• **The request**:
Omit images. Retype all entries verbatim.

• **Records provided**:
-- Start --

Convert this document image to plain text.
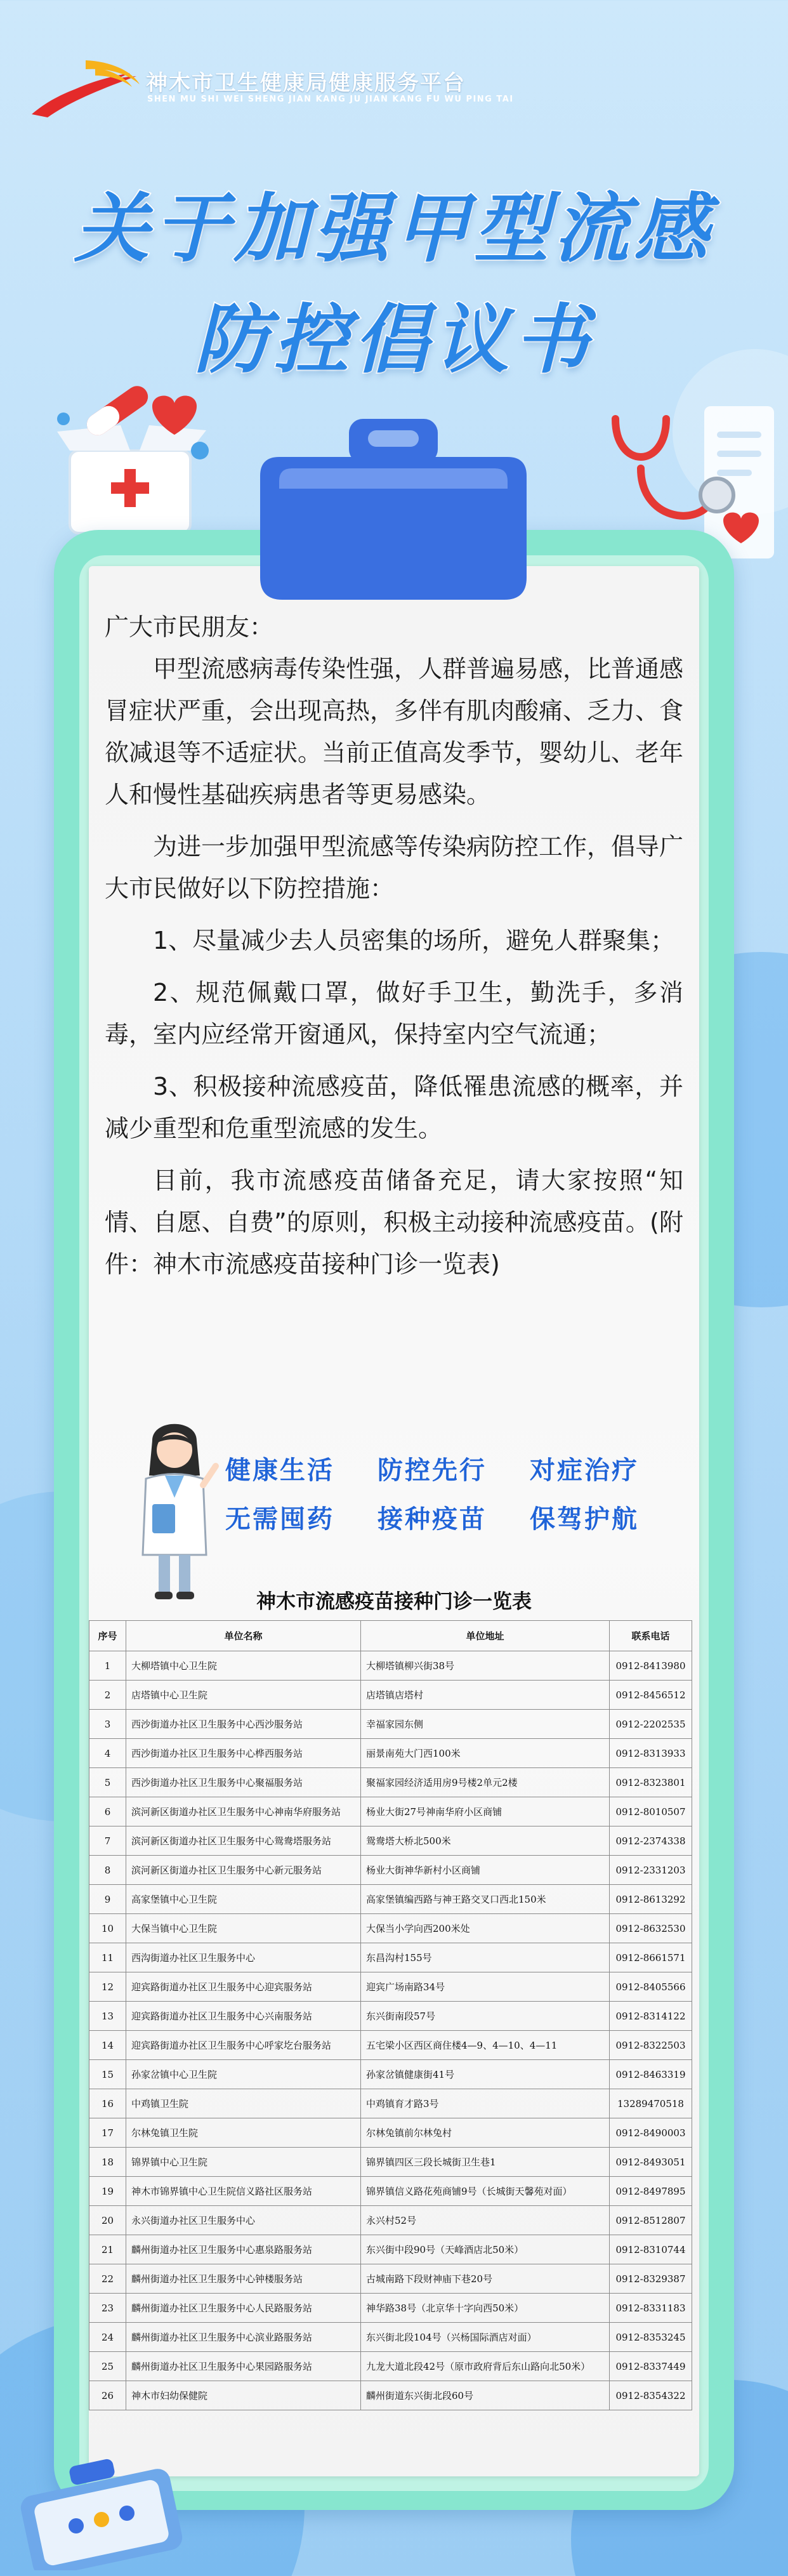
神木市卫生健康局健康服务平台
SHEN MU SHI WEI SHENG JIAN KANG JU JIAN KANG FU WU PING TAI
关于加强甲型流感
防控倡议书

广大市民朋友：

甲型流感病毒传染性强，人群普遍易感，比普通感冒症状严重，会出现高热，多伴有肌肉酸痛、乏力、食欲减退等不适症状。当前正值高发季节，婴幼儿、老年人和慢性基础疾病患者等更易感染。

为进一步加强甲型流感等传染病防控工作，倡导广大市民做好以下防控措施：

1、尽量减少去人员密集的场所，避免人群聚集；

2、规范佩戴口罩，做好手卫生，勤洗手，多消毒，室内应经常开窗通风，保持室内空气流通；

3、积极接种流感疫苗，降低罹患流感的概率，并减少重型和危重型流感的发生。

目前，我市流感疫苗储备充足，请大家按照“知情、自愿、自费”的原则，积极主动接种流感疫苗。(附件：神木市流感疫苗接种门诊一览表)

健康生活	防控先行	对症治疗
无需囤药	接种疫苗	保驾护航
神木市流感疫苗接种门诊一览表
序号	单位名称	单位地址	联系电话
1	大柳塔镇中心卫生院	大柳塔镇柳兴街38号	0912-8413980
2	店塔镇中心卫生院	店塔镇店塔村	0912-8456512
3	西沙街道办社区卫生服务中心西沙服务站	幸福家园东侧	0912-2202535
4	西沙街道办社区卫生服务中心桦西服务站	丽景南苑大门西100米	0912-8313933
5	西沙街道办社区卫生服务中心聚福服务站	聚福家园经济适用房9号楼2单元2楼	0912-8323801
6	滨河新区街道办社区卫生服务中心神南华府服务站	杨业大街27号神南华府小区商铺	0912-8010507
7	滨河新区街道办社区卫生服务中心鸳鸯塔服务站	鸳鸯塔大桥北500米	0912-2374338
8	滨河新区街道办社区卫生服务中心新元服务站	杨业大街神华新村小区商铺	0912-2331203
9	高家堡镇中心卫生院	高家堡镇编西路与神王路交叉口西北150米	0912-8613292
10	大保当镇中心卫生院	大保当小学向西200米处	0912-8632530
11	西沟街道办社区卫生服务中心	东昌沟村155号	0912-8661571
12	迎宾路街道办社区卫生服务中心迎宾服务站	迎宾广场南路34号	0912-8405566
13	迎宾路街道办社区卫生服务中心兴南服务站	东兴街南段57号	0912-8314122
14	迎宾路街道办社区卫生服务中心呼家圪台服务站	五宅梁小区西区商住楼4—9、4—10、4—11	0912-8322503
15	孙家岔镇中心卫生院	孙家岔镇健康街41号	0912-8463319
16	中鸡镇卫生院	中鸡镇育才路3号	13289470518
17	尔林兔镇卫生院	尔林兔镇前尔林兔村	0912-8490003
18	锦界镇中心卫生院	锦界镇四区三段长城街卫生巷1	0912-8493051
19	神木市锦界镇中心卫生院信义路社区服务站	锦界镇信义路花苑商铺9号（长城街天馨苑对面）	0912-8497895
20	永兴街道办社区卫生服务中心	永兴村52号	0912-8512807
21	麟州街道办社区卫生服务中心惠泉路服务站	东兴街中段90号（天峰酒店北50米）	0912-8310744
22	麟州街道办社区卫生服务中心钟楼服务站	古城南路下段财神庙下巷20号	0912-8329387
23	麟州街道办社区卫生服务中心人民路服务站	神华路38号（北京华十字向西50米）	0912-8331183
24	麟州街道办社区卫生服务中心滨业路服务站	东兴街北段104号（兴杨国际酒店对面）	0912-8353245
25	麟州街道办社区卫生服务中心果园路服务站	九龙大道北段42号（原市政府背后东山路向北50米）	0912-8337449
26	神木市妇幼保健院	麟州街道东兴街北段60号	0912-8354322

-- End --

• **Correct answer**:
Convert this document image to plain text.
神木市卫生健康局健康服务平台
SHEN MU SHI WEI SHENG JIAN KANG JU JIAN KANG FU WU PING TAI
关于加强甲型流感
防控倡议书

广大市民朋友：

甲型流感病毒传染性强，人群普遍易感，比普通感冒症状严重，会出现高热，多伴有肌肉酸痛、乏力、食欲减退等不适症状。当前正值高发季节，婴幼儿、老年人和慢性基础疾病患者等更易感染。

为进一步加强甲型流感等传染病防控工作，倡导广大市民做好以下防控措施：

1、尽量减少去人员密集的场所，避免人群聚集；

2、规范佩戴口罩，做好手卫生，勤洗手，多消毒，室内应经常开窗通风，保持室内空气流通；

3、积极接种流感疫苗，降低罹患流感的概率，并减少重型和危重型流感的发生。

目前，我市流感疫苗储备充足，请大家按照“知情、自愿、自费”的原则，积极主动接种流感疫苗。(附件：神木市流感疫苗接种门诊一览表)

健康生活	防控先行	对症治疗
无需囤药	接种疫苗	保驾护航
神木市流感疫苗接种门诊一览表
序号	单位名称	单位地址	联系电话
1	大柳塔镇中心卫生院	大柳塔镇柳兴街38号	0912-8413980
2	店塔镇中心卫生院	店塔镇店塔村	0912-8456512
3	西沙街道办社区卫生服务中心西沙服务站	幸福家园东侧	0912-2202535
4	西沙街道办社区卫生服务中心桦西服务站	丽景南苑大门西100米	0912-8313933
5	西沙街道办社区卫生服务中心聚福服务站	聚福家园经济适用房9号楼2单元2楼	0912-8323801
6	滨河新区街道办社区卫生服务中心神南华府服务站	杨业大街27号神南华府小区商铺	0912-8010507
7	滨河新区街道办社区卫生服务中心鸳鸯塔服务站	鸳鸯塔大桥北500米	0912-2374338
8	滨河新区街道办社区卫生服务中心新元服务站	杨业大街神华新村小区商铺	0912-2331203
9	高家堡镇中心卫生院	高家堡镇编西路与神王路交叉口西北150米	0912-8613292
10	大保当镇中心卫生院	大保当小学向西200米处	0912-8632530
11	西沟街道办社区卫生服务中心	东昌沟村155号	0912-8661571
12	迎宾路街道办社区卫生服务中心迎宾服务站	迎宾广场南路34号	0912-8405566
13	迎宾路街道办社区卫生服务中心兴南服务站	东兴街南段57号	0912-8314122
14	迎宾路街道办社区卫生服务中心呼家圪台服务站	五宅梁小区西区商住楼4—9、4—10、4—11	0912-8322503
15	孙家岔镇中心卫生院	孙家岔镇健康街41号	0912-8463319
16	中鸡镇卫生院	中鸡镇育才路3号	13289470518
17	尔林兔镇卫生院	尔林兔镇前尔林兔村	0912-8490003
18	锦界镇中心卫生院	锦界镇四区三段长城街卫生巷1	0912-8493051
19	神木市锦界镇中心卫生院信义路社区服务站	锦界镇信义路花苑商铺9号（长城街天馨苑对面）	0912-8497895
20	永兴街道办社区卫生服务中心	永兴村52号	0912-8512807
21	麟州街道办社区卫生服务中心惠泉路服务站	东兴街中段90号（天峰酒店北50米）	0912-8310744
22	麟州街道办社区卫生服务中心钟楼服务站	古城南路下段财神庙下巷20号	0912-8329387
23	麟州街道办社区卫生服务中心人民路服务站	神华路38号（北京华十字向西50米）	0912-8331183
24	麟州街道办社区卫生服务中心滨业路服务站	东兴街北段104号（兴杨国际酒店对面）	0912-8353245
25	麟州街道办社区卫生服务中心果园路服务站	九龙大道北段42号（原市政府背后东山路向北50米）	0912-8337449
26	神木市妇幼保健院	麟州街道东兴街北段60号	0912-8354322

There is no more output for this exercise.